Saved entries

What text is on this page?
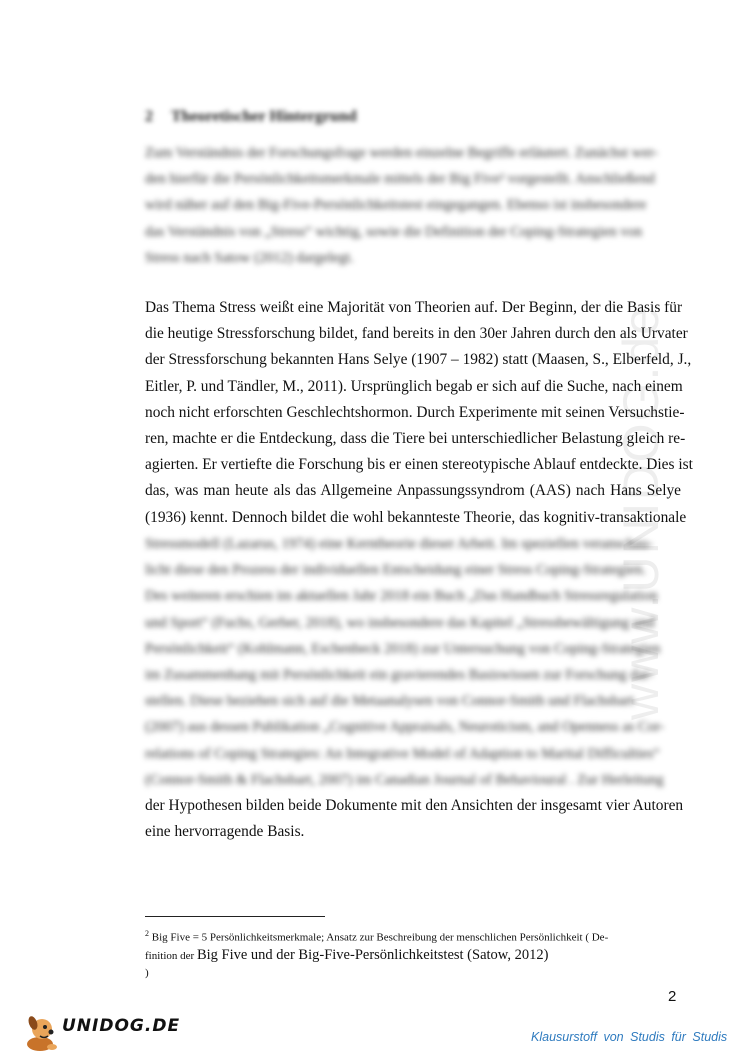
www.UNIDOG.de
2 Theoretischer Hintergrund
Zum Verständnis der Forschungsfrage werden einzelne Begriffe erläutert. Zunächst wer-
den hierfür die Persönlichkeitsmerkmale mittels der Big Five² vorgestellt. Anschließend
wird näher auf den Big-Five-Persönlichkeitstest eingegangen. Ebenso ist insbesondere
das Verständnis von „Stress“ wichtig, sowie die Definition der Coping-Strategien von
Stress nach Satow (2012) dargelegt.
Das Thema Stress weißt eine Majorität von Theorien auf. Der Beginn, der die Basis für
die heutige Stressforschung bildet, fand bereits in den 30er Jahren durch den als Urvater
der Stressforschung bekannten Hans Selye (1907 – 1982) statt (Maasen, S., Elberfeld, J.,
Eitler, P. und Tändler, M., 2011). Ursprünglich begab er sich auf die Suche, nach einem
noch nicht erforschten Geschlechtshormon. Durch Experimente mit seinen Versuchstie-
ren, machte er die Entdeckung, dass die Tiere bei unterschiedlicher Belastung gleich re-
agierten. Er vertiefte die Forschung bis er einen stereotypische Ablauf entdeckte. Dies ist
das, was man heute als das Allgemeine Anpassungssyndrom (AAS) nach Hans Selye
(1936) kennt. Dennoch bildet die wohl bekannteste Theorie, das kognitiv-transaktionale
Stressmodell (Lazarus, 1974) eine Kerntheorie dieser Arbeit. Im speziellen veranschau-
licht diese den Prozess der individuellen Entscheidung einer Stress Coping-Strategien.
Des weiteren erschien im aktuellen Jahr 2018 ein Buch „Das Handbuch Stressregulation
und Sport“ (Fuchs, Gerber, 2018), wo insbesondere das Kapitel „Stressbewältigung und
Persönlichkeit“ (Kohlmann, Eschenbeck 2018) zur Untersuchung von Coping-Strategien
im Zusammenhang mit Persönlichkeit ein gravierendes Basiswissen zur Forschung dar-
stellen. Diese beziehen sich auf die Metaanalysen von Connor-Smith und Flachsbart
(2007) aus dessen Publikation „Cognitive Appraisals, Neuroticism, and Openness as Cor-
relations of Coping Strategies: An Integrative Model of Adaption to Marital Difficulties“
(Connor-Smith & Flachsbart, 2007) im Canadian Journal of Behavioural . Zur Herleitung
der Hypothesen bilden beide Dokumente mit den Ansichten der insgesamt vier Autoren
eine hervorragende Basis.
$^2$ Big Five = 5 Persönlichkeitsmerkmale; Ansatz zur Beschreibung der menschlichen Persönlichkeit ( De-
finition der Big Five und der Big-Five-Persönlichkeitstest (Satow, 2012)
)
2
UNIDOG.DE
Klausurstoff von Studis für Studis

▶ [STATED GOAL] Lines containing the string "insbesondere" are to be selected and copied.

▶ [RESPONSE FOR THIS EXERCISE]
wird näher auf den Big-Five-Persönlichkeitstest eingegangen. Ebenso ist insbesondere
und Sport“ (Fuchs, Gerber, 2018), wo insbesondere das Kapitel „Stressbewältigung und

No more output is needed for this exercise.